EXCERPTED DATA ::
========================================
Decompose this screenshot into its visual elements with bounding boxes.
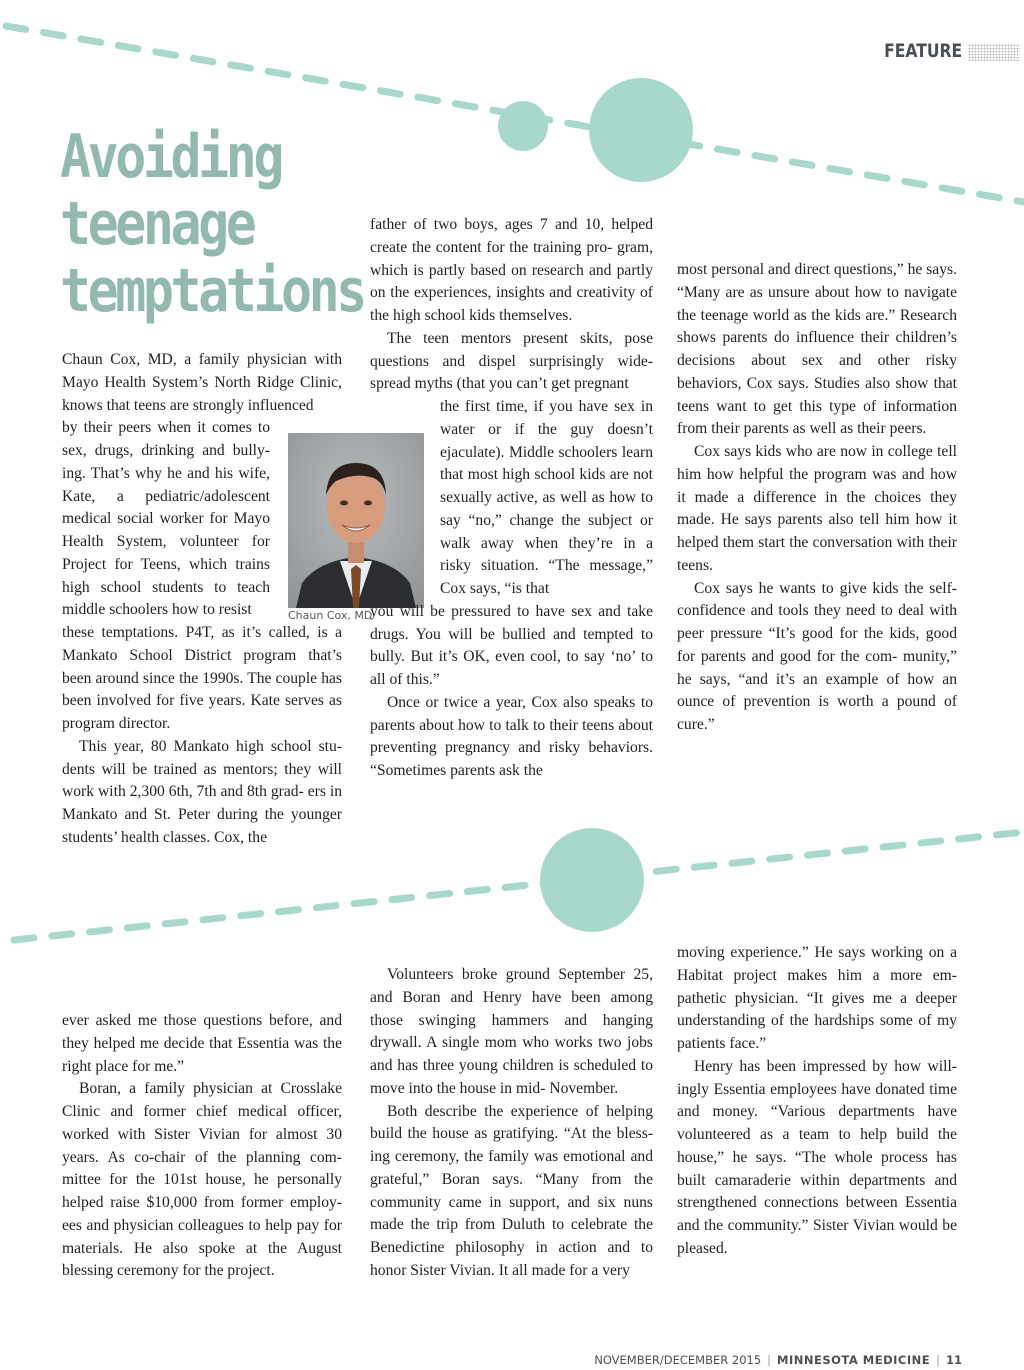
body-paragraph: Both describe the experience of helping build the house as gratifying. “At the bless- ing ceremony, the family was emotional and grateful,” Boran says. “Many from the community came in support, and six nuns made the trip from Duluth to celebrate the Benedictine philosophy in action and to honor Sister Vivian. It all made for a very (370, 1102, 653, 1279)
large-circle-bottom (540, 828, 644, 932)
body-paragraph: moving experience.” He says working on a Habitat project makes him a more em- pathetic physician. “It gives me a deeper understanding of the hardships some of my patients face.” (677, 944, 957, 1052)
body-paragraph: The teen mentors present skits, pose questions and dispel surprisingly wide- spread myths (that you can’t get pregnant (370, 329, 653, 393)
small-circle-top (498, 101, 548, 151)
body-paragraph: Boran, a family physician at Crosslake Clinic and former chief medical officer, worked with Sister Vivian for almost 30 years. As co-chair of the planning com- mittee for the 101st house, he personally helped raise $10,000 from former employ- ees and physician colleagues to help pay for materials. He also spoke at the August blessing ceremony for the project. (62, 1080, 342, 1280)
article-column-3 (677, 259, 957, 737)
body-paragraph: by their peers when it comes to sex, drugs, drinking and bully- ing. That’s why he and his wife, Kate, a pediatric/adolescent medical social worker for Mayo Health System, volunteer for Project for Teens, which trains high school students to teach middle schoolers how to resist (62, 419, 270, 619)
section-label-hatch (968, 44, 1020, 61)
body-paragraph: Chaun Cox, MD, a family physician with Mayo Health System’s North Ridge Clinic, knows that teens are strongly influenced (62, 351, 342, 414)
body-paragraph: Henry has been impressed by how will- ingly Essentia employees have donated time and money. “Various departments have volunteered as a team to help build the house,” he says. “The whole process has built camaraderie within departments and strengthened connections between Essentia and the community.” Sister Vivian would be pleased. (677, 1057, 957, 1257)
large-circle-top (589, 78, 693, 182)
headline-line: Avoiding (60, 122, 282, 192)
body-paragraph: the first time, if you have sex in water or if the guy doesn’t ejaculate). Middle schoolers learn that most high school kids are not sexually active, as well as how to say “no,” change the subject or walk away when they’re in a risky situation. “The message,” Cox says, “is that (440, 398, 653, 597)
page-footer (594, 1353, 962, 1367)
page-number: 11 (945, 1353, 962, 1367)
footer-divider: | (767, 1353, 772, 1367)
body-paragraph: most personal and direct questions,” he says. “Many are as unsure about how to navigate the teenage world as the kids are.” Research shows parents do influence their children’s decisions about sex and other risky behaviors, Cox says. Studies also show that teens want to get this type of information from their parents as well as their peers. (677, 261, 957, 438)
headline-line: teenage (60, 189, 254, 259)
body-paragraph: Once or twice a year, Cox also speaks to parents about how to talk to their teens about preventing pregnancy and risky behaviors. “Sometimes parents ask the (370, 693, 653, 779)
magazine-name: MINNESOTA MEDICINE (777, 1353, 931, 1367)
body-paragraph: Cox says he wants to give kids the self- confidence and tools they need to deal with peer pressure “It’s good for the kids, good for parents and good for the com- munity,” he says, “and it’s an example of how an ounce of prevention is worth a pound of cure.” (677, 579, 957, 733)
body-paragraph: father of two boys, ages 7 and 10, helped create the content for the training pro- gram, which is partly based on research and partly on the experiences, insights and creativity of the high school kids themselves. (370, 216, 653, 324)
body-paragraph: Cox says kids who are now in college tell him how helpful the program was and how it made a difference in the choices they made. He says parents also tell him how it helped them start the conversation with their teens. (677, 443, 957, 574)
article-column-2 (370, 214, 653, 783)
photo-caption: Chaun Cox, MD (288, 609, 373, 622)
body-paragraph: ever asked me those questions before, and they helped me decide that Essentia was the right place for me.” (62, 1012, 342, 1075)
continued-column-2 (370, 964, 653, 1283)
body-paragraph: you will be pressured to have sex and take drugs. You will be bullied and tempted to bully. But it’s OK, even cool, to say ‘no’ to all of this.” (370, 602, 653, 688)
headline-line: temptations (60, 256, 364, 326)
continued-column-1 (62, 1010, 342, 1283)
issue-date: NOVEMBER/DECEMBER 2015 (594, 1353, 762, 1367)
body-paragraph: This year, 80 Mankato high school stu- dents will be trained as mentors; they will work with 2,300 6th, 7th and 8th grad- ers in Mankato and St. Peter during the younger students’ health classes. Cox, the (62, 737, 342, 846)
body-paragraph: Volunteers broke ground September 25, and Boran and Henry have been among those swinging hammers and hanging drywall. A single mom who works two jobs and has three young children is scheduled to move into the house in mid- November. (370, 966, 653, 1097)
body-paragraph: these temptations. P4T, as it’s called, is a Mankato School District program that’s been around since the 1990s. The couple has been involved for five years. Kate serves as program director. (62, 624, 342, 732)
continued-column-3 (677, 942, 957, 1261)
section-label: FEATURE (883, 40, 962, 62)
footer-divider: | (936, 1353, 940, 1367)
article-headline (60, 122, 364, 326)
========================================
The reply must consist of the records, repeated exactly, minus any images.

ANSWER TO THIS EXERCISE ::
Decompose this screenshot into its visual elements with bounding boxes.
body-paragraph: Both describe the experience of helping build the house as gratifying. “At the bless- ing ceremony, the family was emotional and grateful,” Boran says. “Many from the community came in support, and six nuns made the trip from Duluth to celebrate the Benedictine philosophy in action and to honor Sister Vivian. It all made for a very (370, 1102, 653, 1279)
large-circle-bottom (540, 828, 644, 932)
body-paragraph: moving experience.” He says working on a Habitat project makes him a more em- pathetic physician. “It gives me a deeper understanding of the hardships some of my patients face.” (677, 944, 957, 1052)
body-paragraph: The teen mentors present skits, pose questions and dispel surprisingly wide- spread myths (that you can’t get pregnant (370, 329, 653, 393)
small-circle-top (498, 101, 548, 151)
body-paragraph: Boran, a family physician at Crosslake Clinic and former chief medical officer, worked with Sister Vivian for almost 30 years. As co-chair of the planning com- mittee for the 101st house, he personally helped raise $10,000 from former employ- ees and physician colleagues to help pay for materials. He also spoke at the August blessing ceremony for the project. (62, 1080, 342, 1280)
article-column-3 (677, 259, 957, 737)
body-paragraph: by their peers when it comes to sex, drugs, drinking and bully- ing. That’s why he and his wife, Kate, a pediatric/adolescent medical social worker for Mayo Health System, volunteer for Project for Teens, which trains high school students to teach middle schoolers how to resist (62, 419, 270, 619)
section-label-hatch (968, 44, 1020, 61)
body-paragraph: Chaun Cox, MD, a family physician with Mayo Health System’s North Ridge Clinic, knows that teens are strongly influenced (62, 351, 342, 414)
body-paragraph: Henry has been impressed by how will- ingly Essentia employees have donated time and money. “Various departments have volunteered as a team to help build the house,” he says. “The whole process has built camaraderie within departments and strengthened connections between Essentia and the community.” Sister Vivian would be pleased. (677, 1057, 957, 1257)
large-circle-top (589, 78, 693, 182)
headline-line: Avoiding (60, 122, 282, 192)
body-paragraph: the first time, if you have sex in water or if the guy doesn’t ejaculate). Middle schoolers learn that most high school kids are not sexually active, as well as how to say “no,” change the subject or walk away when they’re in a risky situation. “The message,” Cox says, “is that (440, 398, 653, 597)
page-footer (594, 1353, 962, 1367)
page-number: 11 (945, 1353, 962, 1367)
footer-divider: | (767, 1353, 772, 1367)
body-paragraph: most personal and direct questions,” he says. “Many are as unsure about how to navigate the teenage world as the kids are.” Research shows parents do influence their children’s decisions about sex and other risky behaviors, Cox says. Studies also show that teens want to get this type of information from their parents as well as their peers. (677, 261, 957, 438)
headline-line: teenage (60, 189, 254, 259)
body-paragraph: Once or twice a year, Cox also speaks to parents about how to talk to their teens about preventing pregnancy and risky behaviors. “Sometimes parents ask the (370, 693, 653, 779)
magazine-name: MINNESOTA MEDICINE (777, 1353, 931, 1367)
body-paragraph: Cox says he wants to give kids the self- confidence and tools they need to deal with peer pressure “It’s good for the kids, good for parents and good for the com- munity,” he says, “and it’s an example of how an ounce of prevention is worth a pound of cure.” (677, 579, 957, 733)
body-paragraph: father of two boys, ages 7 and 10, helped create the content for the training pro- gram, which is partly based on research and partly on the experiences, insights and creativity of the high school kids themselves. (370, 216, 653, 324)
body-paragraph: Cox says kids who are now in college tell him how helpful the program was and how it made a difference in the choices they made. He says parents also tell him how it helped them start the conversation with their teens. (677, 443, 957, 574)
article-column-2 (370, 214, 653, 783)
photo-caption: Chaun Cox, MD (288, 609, 373, 622)
body-paragraph: ever asked me those questions before, and they helped me decide that Essentia was the right place for me.” (62, 1012, 342, 1075)
continued-column-2 (370, 964, 653, 1283)
body-paragraph: you will be pressured to have sex and take drugs. You will be bullied and tempted to bully. But it’s OK, even cool, to say ‘no’ to all of this.” (370, 602, 653, 688)
headline-line: temptations (60, 256, 364, 326)
continued-column-1 (62, 1010, 342, 1283)
issue-date: NOVEMBER/DECEMBER 2015 (594, 1353, 762, 1367)
body-paragraph: This year, 80 Mankato high school stu- dents will be trained as mentors; they will work with 2,300 6th, 7th and 8th grad- ers in Mankato and St. Peter during the younger students’ health classes. Cox, the (62, 737, 342, 846)
body-paragraph: Volunteers broke ground September 25, and Boran and Henry have been among those swinging hammers and hanging drywall. A single mom who works two jobs and has three young children is scheduled to move into the house in mid- November. (370, 966, 653, 1097)
body-paragraph: these temptations. P4T, as it’s called, is a Mankato School District program that’s been around since the 1990s. The couple has been involved for five years. Kate serves as program director. (62, 624, 342, 732)
continued-column-3 (677, 942, 957, 1261)
section-label: FEATURE (883, 40, 962, 62)
footer-divider: | (936, 1353, 940, 1367)
article-headline (60, 122, 364, 326)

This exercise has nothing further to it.